** BEGIN Raw records **
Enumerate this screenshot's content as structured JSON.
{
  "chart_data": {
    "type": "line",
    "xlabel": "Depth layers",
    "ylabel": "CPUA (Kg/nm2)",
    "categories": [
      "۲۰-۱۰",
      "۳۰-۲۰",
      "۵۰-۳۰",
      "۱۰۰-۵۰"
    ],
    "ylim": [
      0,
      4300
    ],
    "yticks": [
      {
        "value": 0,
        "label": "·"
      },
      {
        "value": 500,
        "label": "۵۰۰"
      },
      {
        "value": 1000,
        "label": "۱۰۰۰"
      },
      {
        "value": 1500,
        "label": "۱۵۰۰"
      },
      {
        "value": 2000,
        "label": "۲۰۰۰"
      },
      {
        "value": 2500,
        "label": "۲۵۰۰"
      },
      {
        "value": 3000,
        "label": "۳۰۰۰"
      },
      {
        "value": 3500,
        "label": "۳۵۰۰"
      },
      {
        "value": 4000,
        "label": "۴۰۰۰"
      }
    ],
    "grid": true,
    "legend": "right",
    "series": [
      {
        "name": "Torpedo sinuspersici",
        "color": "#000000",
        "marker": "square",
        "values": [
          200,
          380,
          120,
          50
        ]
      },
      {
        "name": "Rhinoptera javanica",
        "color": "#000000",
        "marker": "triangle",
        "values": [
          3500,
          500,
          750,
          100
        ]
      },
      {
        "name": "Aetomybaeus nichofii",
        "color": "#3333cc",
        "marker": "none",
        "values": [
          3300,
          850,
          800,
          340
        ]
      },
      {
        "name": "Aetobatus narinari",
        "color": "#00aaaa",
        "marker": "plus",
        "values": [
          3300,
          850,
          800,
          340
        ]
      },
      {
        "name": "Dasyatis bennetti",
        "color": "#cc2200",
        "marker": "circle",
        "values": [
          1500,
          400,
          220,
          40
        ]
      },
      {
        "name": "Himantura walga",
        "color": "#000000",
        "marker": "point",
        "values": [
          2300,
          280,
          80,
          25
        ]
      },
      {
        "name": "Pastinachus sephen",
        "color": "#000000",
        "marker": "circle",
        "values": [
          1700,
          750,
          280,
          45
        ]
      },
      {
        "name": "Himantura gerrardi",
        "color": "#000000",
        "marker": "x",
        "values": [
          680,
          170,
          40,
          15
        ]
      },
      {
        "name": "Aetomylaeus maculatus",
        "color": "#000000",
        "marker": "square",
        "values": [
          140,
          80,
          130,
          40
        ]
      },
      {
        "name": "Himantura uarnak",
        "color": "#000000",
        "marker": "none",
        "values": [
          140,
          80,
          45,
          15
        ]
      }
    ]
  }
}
** END Raw records **
Directive: Of the lines in the data, how many contain the word "Himantura"? Provide the number and nothing further.

Exercise solution: 3